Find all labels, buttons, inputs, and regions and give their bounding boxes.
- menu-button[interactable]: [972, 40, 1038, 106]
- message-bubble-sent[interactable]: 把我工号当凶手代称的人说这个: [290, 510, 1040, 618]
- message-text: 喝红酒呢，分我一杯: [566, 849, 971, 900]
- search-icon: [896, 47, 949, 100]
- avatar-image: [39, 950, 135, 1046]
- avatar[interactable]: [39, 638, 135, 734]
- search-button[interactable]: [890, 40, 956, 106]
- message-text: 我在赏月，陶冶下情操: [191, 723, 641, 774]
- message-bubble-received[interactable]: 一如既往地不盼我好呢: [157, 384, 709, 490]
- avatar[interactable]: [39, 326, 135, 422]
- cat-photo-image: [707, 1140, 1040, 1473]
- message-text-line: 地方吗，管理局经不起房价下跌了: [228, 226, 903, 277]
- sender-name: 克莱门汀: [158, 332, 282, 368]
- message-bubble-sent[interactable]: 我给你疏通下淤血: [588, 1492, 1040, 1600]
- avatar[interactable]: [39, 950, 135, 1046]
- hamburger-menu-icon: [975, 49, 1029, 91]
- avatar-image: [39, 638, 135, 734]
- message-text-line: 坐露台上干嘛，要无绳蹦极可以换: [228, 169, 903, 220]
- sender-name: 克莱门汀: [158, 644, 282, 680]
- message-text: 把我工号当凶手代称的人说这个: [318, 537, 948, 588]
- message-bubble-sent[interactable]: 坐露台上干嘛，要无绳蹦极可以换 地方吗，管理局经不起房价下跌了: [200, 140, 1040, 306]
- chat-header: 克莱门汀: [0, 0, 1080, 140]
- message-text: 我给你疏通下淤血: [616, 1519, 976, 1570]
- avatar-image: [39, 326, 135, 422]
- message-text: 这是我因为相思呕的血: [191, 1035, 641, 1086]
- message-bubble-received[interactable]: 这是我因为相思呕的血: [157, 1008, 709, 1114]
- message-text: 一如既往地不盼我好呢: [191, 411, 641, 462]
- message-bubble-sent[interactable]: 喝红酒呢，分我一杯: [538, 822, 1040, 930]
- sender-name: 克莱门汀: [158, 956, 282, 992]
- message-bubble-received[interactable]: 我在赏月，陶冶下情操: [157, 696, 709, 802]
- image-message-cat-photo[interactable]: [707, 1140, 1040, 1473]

- _GIVEN EXERCISE_
Please reproduce every row above line for line, with no changes to any character.

- _ANSWER BELOW_
Find all labels, buttons, inputs, and regions and give their bounding boxes.
- menu-button[interactable]: [972, 40, 1038, 106]
- message-bubble-sent[interactable]: 把我工号当凶手代称的人说这个: [290, 510, 1040, 618]
- message-text: 喝红酒呢，分我一杯: [566, 849, 971, 900]
- search-icon: [896, 47, 949, 100]
- avatar-image: [39, 950, 135, 1046]
- avatar[interactable]: [39, 638, 135, 734]
- search-button[interactable]: [890, 40, 956, 106]
- message-text: 我在赏月，陶冶下情操: [191, 723, 641, 774]
- message-bubble-received[interactable]: 一如既往地不盼我好呢: [157, 384, 709, 490]
- avatar[interactable]: [39, 326, 135, 422]
- cat-photo-image: [707, 1140, 1040, 1473]
- message-text-line: 地方吗，管理局经不起房价下跌了: [228, 226, 903, 277]
- sender-name: 克莱门汀: [158, 332, 282, 368]
- message-bubble-sent[interactable]: 我给你疏通下淤血: [588, 1492, 1040, 1600]
- avatar[interactable]: [39, 950, 135, 1046]
- hamburger-menu-icon: [975, 49, 1029, 91]
- avatar-image: [39, 638, 135, 734]
- message-text-line: 坐露台上干嘛，要无绳蹦极可以换: [228, 169, 903, 220]
- sender-name: 克莱门汀: [158, 644, 282, 680]
- message-text: 把我工号当凶手代称的人说这个: [318, 537, 948, 588]
- message-bubble-sent[interactable]: 坐露台上干嘛，要无绳蹦极可以换 地方吗，管理局经不起房价下跌了: [200, 140, 1040, 306]
- chat-header: 克莱门汀: [0, 0, 1080, 140]
- message-text: 我给你疏通下淤血: [616, 1519, 976, 1570]
- avatar-image: [39, 326, 135, 422]
- message-text: 这是我因为相思呕的血: [191, 1035, 641, 1086]
- message-bubble-received[interactable]: 这是我因为相思呕的血: [157, 1008, 709, 1114]
- message-text: 一如既往地不盼我好呢: [191, 411, 641, 462]
- message-bubble-sent[interactable]: 喝红酒呢，分我一杯: [538, 822, 1040, 930]
- sender-name: 克莱门汀: [158, 956, 282, 992]
- message-bubble-received[interactable]: 我在赏月，陶冶下情操: [157, 696, 709, 802]
- image-message-cat-photo[interactable]: [707, 1140, 1040, 1473]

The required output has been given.